→ **Task details**
Copy every line of the records below that holds the word "this".
-- START Excerpted data --
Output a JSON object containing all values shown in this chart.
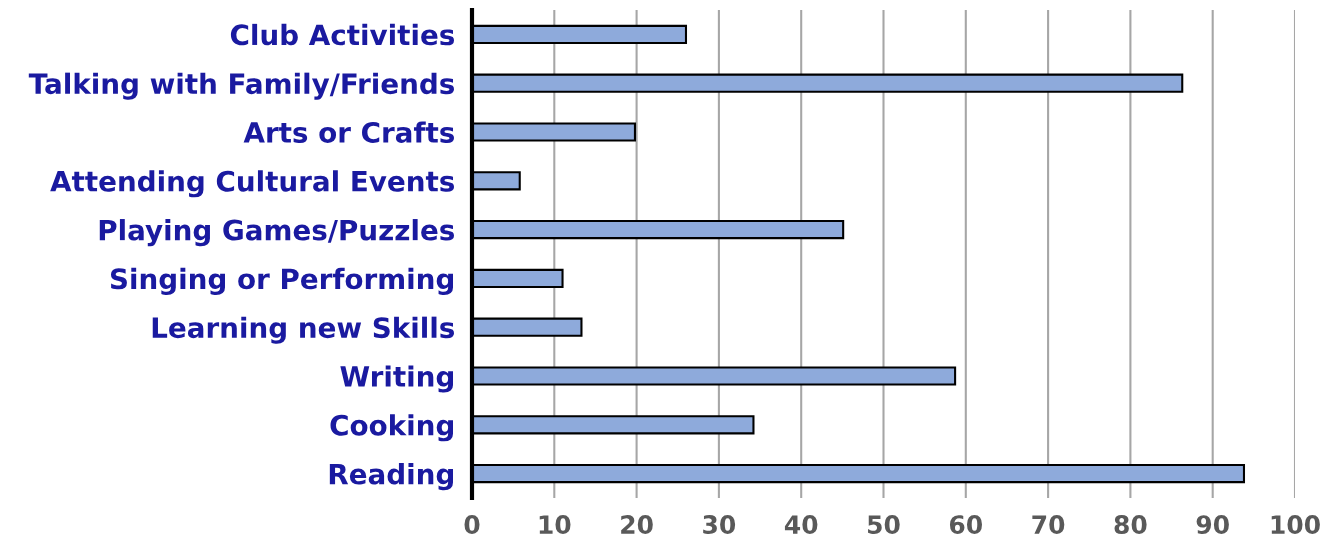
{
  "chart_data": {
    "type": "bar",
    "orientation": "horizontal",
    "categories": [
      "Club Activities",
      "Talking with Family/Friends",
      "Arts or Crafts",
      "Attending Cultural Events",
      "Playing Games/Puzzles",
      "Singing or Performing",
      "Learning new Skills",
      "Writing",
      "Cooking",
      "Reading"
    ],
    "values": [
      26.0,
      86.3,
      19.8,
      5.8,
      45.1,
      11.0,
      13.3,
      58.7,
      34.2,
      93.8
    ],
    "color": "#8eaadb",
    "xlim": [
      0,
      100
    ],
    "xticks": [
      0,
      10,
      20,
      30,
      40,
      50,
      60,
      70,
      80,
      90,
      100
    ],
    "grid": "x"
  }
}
-- END Excerpted data --
-- START Excerpted data --
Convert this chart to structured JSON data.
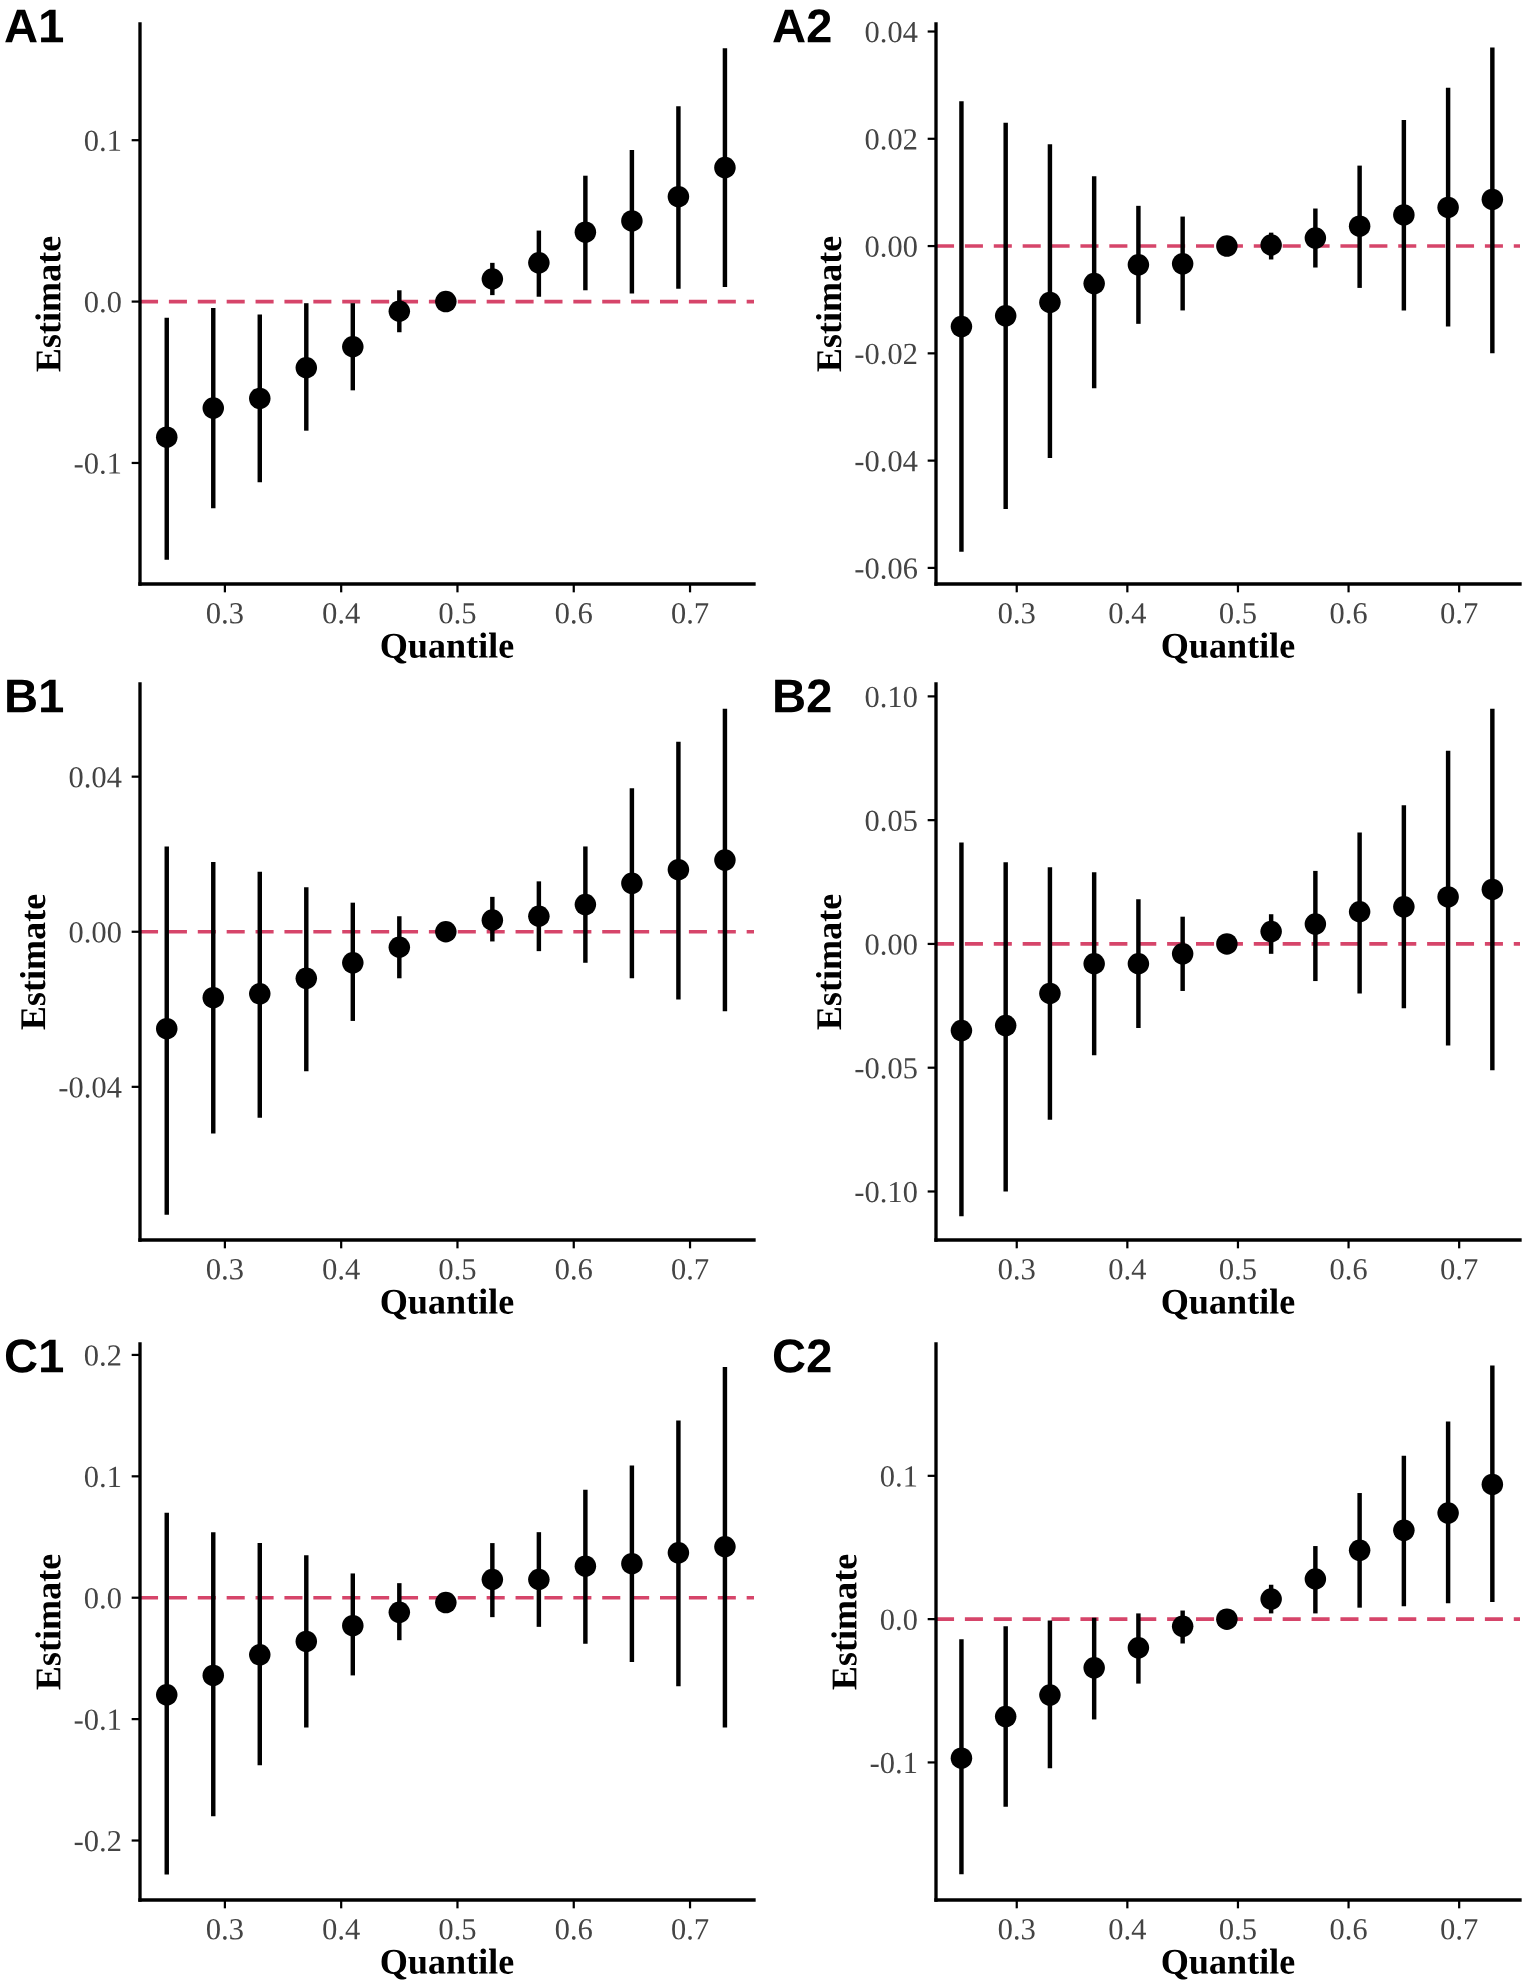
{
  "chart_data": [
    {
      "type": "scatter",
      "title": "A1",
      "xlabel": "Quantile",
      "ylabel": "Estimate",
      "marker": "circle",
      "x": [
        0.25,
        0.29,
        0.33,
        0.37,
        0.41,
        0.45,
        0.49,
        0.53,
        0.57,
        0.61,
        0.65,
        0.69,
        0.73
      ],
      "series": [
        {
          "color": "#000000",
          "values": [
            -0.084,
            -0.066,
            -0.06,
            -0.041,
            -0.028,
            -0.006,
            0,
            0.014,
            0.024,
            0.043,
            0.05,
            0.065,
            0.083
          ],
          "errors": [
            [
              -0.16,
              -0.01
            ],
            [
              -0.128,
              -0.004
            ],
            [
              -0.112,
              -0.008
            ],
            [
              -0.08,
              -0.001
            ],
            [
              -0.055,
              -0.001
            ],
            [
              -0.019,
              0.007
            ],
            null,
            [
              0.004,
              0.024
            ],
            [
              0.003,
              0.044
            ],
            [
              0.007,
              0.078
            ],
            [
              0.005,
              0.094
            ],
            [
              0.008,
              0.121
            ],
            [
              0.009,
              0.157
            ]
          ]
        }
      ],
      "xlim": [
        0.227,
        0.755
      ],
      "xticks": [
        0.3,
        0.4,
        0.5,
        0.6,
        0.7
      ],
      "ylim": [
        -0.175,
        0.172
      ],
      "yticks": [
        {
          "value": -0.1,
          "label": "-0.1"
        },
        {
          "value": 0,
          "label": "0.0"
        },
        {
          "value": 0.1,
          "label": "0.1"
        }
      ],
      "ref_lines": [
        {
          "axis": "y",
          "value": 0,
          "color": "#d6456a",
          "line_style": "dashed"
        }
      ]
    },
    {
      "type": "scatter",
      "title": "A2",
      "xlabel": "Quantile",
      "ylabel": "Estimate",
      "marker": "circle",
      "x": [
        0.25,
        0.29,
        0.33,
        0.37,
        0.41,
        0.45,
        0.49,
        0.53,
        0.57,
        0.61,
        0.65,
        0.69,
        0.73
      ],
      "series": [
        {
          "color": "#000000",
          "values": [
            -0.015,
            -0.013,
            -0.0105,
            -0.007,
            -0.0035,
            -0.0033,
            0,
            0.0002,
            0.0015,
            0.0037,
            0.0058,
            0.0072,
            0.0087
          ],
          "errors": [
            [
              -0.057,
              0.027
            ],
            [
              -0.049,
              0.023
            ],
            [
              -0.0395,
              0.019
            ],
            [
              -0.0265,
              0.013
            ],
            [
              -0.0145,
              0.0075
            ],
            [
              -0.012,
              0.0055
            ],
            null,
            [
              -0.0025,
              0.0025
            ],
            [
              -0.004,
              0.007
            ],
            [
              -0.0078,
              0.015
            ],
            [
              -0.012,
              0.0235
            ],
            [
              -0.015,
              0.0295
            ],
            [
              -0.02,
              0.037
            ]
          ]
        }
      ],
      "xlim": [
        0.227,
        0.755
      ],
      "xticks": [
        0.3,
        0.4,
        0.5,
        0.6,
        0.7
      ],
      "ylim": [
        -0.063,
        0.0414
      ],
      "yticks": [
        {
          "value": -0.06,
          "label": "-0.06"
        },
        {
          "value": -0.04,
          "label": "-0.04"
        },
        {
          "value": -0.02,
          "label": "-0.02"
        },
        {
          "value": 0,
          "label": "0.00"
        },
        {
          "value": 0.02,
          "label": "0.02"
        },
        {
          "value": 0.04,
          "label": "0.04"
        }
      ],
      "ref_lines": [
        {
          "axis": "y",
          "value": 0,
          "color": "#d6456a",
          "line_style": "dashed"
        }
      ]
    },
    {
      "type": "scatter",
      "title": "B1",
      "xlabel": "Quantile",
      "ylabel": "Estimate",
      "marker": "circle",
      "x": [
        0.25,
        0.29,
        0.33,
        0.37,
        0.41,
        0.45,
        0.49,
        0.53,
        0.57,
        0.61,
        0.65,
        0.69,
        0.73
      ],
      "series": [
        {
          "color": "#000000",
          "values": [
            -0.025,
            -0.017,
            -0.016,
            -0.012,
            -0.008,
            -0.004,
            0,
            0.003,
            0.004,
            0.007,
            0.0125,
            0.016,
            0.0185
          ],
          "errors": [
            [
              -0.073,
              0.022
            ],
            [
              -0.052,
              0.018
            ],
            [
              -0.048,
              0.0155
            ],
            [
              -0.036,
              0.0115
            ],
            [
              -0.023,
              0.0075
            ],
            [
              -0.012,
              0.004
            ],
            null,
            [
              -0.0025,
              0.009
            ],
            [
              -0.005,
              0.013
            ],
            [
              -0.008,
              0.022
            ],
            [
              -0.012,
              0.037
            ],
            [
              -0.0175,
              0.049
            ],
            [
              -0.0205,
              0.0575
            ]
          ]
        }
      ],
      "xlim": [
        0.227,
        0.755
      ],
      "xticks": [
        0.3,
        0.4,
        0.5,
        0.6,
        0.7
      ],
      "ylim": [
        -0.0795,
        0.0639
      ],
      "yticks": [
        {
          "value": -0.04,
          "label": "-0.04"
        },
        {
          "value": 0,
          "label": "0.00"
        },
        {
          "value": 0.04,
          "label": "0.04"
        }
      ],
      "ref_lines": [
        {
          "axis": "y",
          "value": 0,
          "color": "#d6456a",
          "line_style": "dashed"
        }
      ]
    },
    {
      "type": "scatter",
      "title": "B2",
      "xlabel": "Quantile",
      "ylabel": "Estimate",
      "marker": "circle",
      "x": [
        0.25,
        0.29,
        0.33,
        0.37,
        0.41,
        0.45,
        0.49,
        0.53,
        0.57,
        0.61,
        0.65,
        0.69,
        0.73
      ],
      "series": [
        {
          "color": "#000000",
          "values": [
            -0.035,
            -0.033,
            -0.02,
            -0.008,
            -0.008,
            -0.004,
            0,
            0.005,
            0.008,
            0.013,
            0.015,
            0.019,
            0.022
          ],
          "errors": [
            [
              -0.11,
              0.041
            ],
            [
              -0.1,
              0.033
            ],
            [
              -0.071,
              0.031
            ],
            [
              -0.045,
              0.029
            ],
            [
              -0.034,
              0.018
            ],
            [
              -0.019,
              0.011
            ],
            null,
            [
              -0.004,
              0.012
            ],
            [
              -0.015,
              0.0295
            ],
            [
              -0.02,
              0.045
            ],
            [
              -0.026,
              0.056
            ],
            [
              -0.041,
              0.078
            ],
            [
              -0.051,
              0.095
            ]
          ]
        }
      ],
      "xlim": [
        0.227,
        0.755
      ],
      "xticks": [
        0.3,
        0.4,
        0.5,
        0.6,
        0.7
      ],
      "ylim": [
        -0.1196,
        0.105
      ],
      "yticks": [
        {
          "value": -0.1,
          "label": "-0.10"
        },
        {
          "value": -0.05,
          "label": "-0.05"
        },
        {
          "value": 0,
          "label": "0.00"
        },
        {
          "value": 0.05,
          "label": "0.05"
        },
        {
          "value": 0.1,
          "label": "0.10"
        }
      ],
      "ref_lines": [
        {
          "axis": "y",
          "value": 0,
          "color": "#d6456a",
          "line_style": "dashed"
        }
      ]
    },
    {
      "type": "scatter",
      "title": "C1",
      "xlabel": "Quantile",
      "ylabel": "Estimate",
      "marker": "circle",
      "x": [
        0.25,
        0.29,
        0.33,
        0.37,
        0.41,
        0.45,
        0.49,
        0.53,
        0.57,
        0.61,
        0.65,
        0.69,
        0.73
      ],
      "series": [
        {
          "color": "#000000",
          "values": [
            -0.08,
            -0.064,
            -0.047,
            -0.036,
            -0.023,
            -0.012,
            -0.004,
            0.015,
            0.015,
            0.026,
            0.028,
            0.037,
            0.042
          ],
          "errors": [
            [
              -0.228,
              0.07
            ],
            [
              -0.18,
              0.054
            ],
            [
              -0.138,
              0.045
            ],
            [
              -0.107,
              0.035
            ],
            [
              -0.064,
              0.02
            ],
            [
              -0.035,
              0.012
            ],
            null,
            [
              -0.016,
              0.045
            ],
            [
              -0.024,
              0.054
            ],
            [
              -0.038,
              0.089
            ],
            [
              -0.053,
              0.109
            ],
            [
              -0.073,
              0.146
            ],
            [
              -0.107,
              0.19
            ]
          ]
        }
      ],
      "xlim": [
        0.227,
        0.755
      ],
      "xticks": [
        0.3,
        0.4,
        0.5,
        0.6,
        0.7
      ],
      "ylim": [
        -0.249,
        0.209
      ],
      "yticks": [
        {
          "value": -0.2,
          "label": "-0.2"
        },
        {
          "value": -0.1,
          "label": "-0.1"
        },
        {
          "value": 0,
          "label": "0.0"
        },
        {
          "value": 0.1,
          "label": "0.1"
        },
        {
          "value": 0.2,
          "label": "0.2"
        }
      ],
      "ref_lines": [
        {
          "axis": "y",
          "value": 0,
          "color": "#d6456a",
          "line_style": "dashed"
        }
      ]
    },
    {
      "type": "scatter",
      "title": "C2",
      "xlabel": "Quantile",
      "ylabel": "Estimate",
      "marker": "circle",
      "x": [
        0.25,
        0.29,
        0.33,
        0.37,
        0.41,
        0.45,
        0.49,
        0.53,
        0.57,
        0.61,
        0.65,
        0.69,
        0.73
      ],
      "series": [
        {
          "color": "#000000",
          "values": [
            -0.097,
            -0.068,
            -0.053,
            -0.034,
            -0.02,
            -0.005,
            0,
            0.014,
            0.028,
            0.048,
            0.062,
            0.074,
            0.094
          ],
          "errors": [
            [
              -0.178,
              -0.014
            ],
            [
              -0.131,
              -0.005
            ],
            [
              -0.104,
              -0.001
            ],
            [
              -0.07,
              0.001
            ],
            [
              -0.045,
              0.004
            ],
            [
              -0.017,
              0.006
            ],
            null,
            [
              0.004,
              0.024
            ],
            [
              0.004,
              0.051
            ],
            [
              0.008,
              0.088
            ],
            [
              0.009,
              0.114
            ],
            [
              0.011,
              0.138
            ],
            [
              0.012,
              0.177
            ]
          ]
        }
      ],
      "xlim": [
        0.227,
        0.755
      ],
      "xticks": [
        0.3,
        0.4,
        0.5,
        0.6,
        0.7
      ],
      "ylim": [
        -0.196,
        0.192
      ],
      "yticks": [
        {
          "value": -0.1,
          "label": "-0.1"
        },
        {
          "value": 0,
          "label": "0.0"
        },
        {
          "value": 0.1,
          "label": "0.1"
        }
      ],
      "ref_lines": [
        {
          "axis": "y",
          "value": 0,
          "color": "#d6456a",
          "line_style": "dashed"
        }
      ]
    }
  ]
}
-- END Excerpted data --
→ **In response**
Output a JSON object containing all values shown in this chart.
Convert this chart to structured JSON data.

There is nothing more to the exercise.